**Items listed in a dataset:**
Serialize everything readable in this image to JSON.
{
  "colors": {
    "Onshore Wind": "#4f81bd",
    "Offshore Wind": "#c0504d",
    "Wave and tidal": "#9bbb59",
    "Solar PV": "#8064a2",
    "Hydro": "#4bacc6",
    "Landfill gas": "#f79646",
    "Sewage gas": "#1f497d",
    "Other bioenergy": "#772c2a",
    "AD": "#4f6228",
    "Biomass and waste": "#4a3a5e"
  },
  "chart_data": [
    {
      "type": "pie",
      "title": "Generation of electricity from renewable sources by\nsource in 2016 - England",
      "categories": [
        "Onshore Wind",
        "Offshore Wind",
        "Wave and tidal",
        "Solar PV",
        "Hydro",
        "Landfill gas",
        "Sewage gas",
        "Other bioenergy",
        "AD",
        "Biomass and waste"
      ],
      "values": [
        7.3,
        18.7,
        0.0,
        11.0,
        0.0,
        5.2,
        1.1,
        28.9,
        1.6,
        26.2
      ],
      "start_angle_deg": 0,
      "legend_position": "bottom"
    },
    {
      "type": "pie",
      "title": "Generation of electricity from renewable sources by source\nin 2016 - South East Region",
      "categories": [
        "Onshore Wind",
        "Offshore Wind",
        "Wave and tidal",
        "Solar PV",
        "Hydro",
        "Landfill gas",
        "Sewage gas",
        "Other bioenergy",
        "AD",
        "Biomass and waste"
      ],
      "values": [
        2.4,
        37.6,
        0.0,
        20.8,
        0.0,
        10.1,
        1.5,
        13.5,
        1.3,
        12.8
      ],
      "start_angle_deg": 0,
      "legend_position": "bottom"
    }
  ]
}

**WHAT THE EXERCISE ASKS:**
Write out each line of the data above again, exactly as given.

**RESPONSE TO THE TASK:**
Serialize everything readable in this image to JSON.
{
  "colors": {
    "Onshore Wind": "#4f81bd",
    "Offshore Wind": "#c0504d",
    "Wave and tidal": "#9bbb59",
    "Solar PV": "#8064a2",
    "Hydro": "#4bacc6",
    "Landfill gas": "#f79646",
    "Sewage gas": "#1f497d",
    "Other bioenergy": "#772c2a",
    "AD": "#4f6228",
    "Biomass and waste": "#4a3a5e"
  },
  "chart_data": [
    {
      "type": "pie",
      "title": "Generation of electricity from renewable sources by\nsource in 2016 - England",
      "categories": [
        "Onshore Wind",
        "Offshore Wind",
        "Wave and tidal",
        "Solar PV",
        "Hydro",
        "Landfill gas",
        "Sewage gas",
        "Other bioenergy",
        "AD",
        "Biomass and waste"
      ],
      "values": [
        7.3,
        18.7,
        0.0,
        11.0,
        0.0,
        5.2,
        1.1,
        28.9,
        1.6,
        26.2
      ],
      "start_angle_deg": 0,
      "legend_position": "bottom"
    },
    {
      "type": "pie",
      "title": "Generation of electricity from renewable sources by source\nin 2016 - South East Region",
      "categories": [
        "Onshore Wind",
        "Offshore Wind",
        "Wave and tidal",
        "Solar PV",
        "Hydro",
        "Landfill gas",
        "Sewage gas",
        "Other bioenergy",
        "AD",
        "Biomass and waste"
      ],
      "values": [
        2.4,
        37.6,
        0.0,
        20.8,
        0.0,
        10.1,
        1.5,
        13.5,
        1.3,
        12.8
      ],
      "start_angle_deg": 0,
      "legend_position": "bottom"
    }
  ]
}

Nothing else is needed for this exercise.